(Document text):

_ _ _ _

A few people have written to me asking about different things that can be done to protect information in the systems. The fact is that companies are indeed thirsty for every single bit of information they can get their hands on, whether they have a use for it now or not. The thought is that it may be helpful/useful later as different reporting and analytics pieces come online.
There are some very clear things that we can start spearheading though.
I take some inspiration from the fact that you have all sorts of different storage classes available in the cloud. Please bear with me, even if you’re not using a cloud provider – the provider isn’t important, but perhaps the idea will help. With these different storage classes available, you can determine what types of access you need. Immediate, infrequent, delayed, even significantly delayed.
I think this is a powerful model we could easily (!) apply to the data we’re all tasked with managing. With these storage models, the idea is that you’d store the information in the “immediate” “zone” while you’re actively using it. Then, as the information ages (the files, objects, whatever) you move them down the tree into the other areas, probably eventually deleting it as it ages out of usefulness.
I think it’s important that we start approaching our own information stores this same way. But we have some interesting tools to apply. If you think about the data in our systems, we need to start thinking about aging out data elements that are no longer “active.” Some ideas:
Use views to control access to “current” information – this lets you decide what information is seen, who sees it, etc. You can modify the views to support what information is returned, etc. This is pretty typical of most systems today – same operation.
As information ages into the next phase, mask information. Keep the last 4 of the credit card number, mask the rest if you have to have it to look up for warranty, etc. You can even apply the mask in the database tables (rather than just the queries) and update columns, protecting the information in a big way that in reality, you’ll likely never HAVE to have. You have other ways of getting it (like asking the customer for the last 4 and then moving from there). Masking is a feature of SQL Server (read more here) that you can apply and take a big bite out of the liability in your database, while still providing great reporting. Still need to know the sales by region or whatever? Great. Keep “State” and keep “ZipCode” but get rid of the specific address or other information that is really not of as much use. (You’ll have to tailor to what’s important of course).
As information ages yet again into the next phase, REMOVE column content that is now meaningless. Get it out of the database. Clean the tables so they can be used for statistical review (how many orders in Arizona) but really, the detail will be much less important. As soon as you can say it’s not important or helpful, get rid of it. This is a scary thing to do (“But what if we need it later”) the reality is you won’t. You know when information is no longer valid. You can create new views that show aggregate and summarized information that keeps the utility of the information but removes the specifics. Move summaries into a data warehouse.
If you apply the same archival progression to your data, you won’t impair the usefulness, you will decrease the risk to your customers, your company, and you will do those whose information you’re storing a big favor. Along the way, you make your systems and information less tasty to nefarious types and increase the security and lower the liability of the information you are keeping. All of this can be automated based on usage dates and the models of your business and how it really uses information.
In short, you’ll be a hero.

_ _ _ _

(Supplied material):
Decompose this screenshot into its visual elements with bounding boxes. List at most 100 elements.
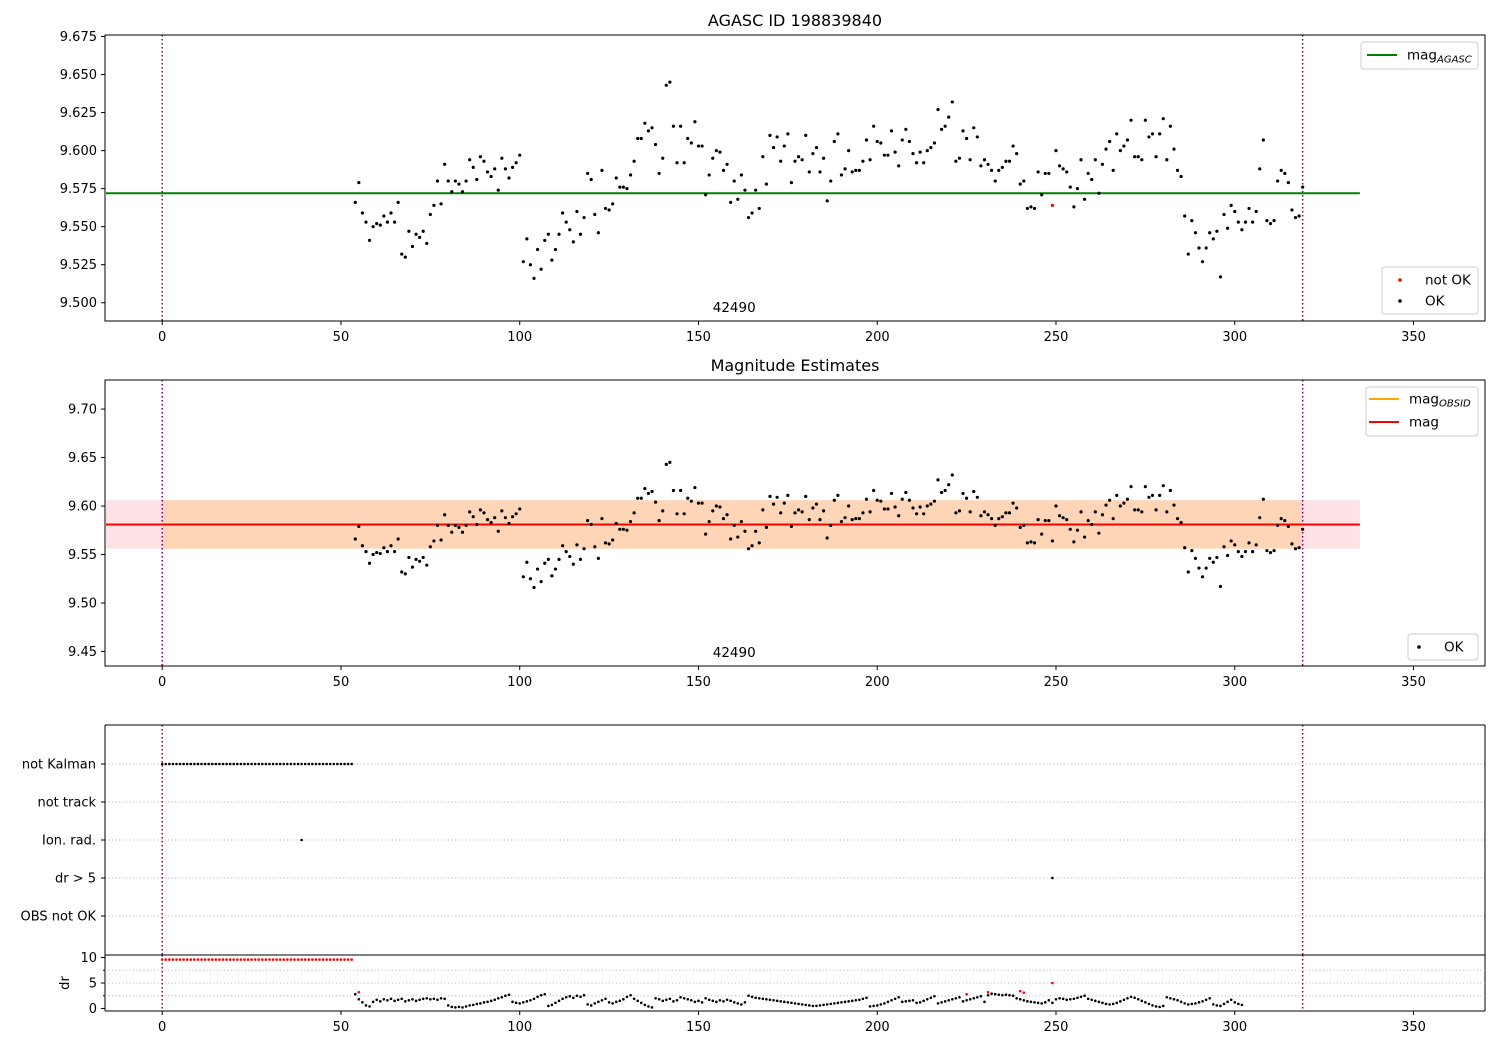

_ _ _ _

(Challenge 1): In the article on aging out stored data, how much of a credit card number should be kept when the rest is masked?
(Challenge 2): The article on aging out stored data suggests masking credit card numbers directly in the database tables. Using the article's reasoning, explain why that is acceptable even though the number might be needed for warranty lookups.

(Task output 1): The last 4 digits should be kept.

(Task output 2): You will likely never need the full number. You can get what you need in other ways, such as asking the customer for the last 4 digits and working from there.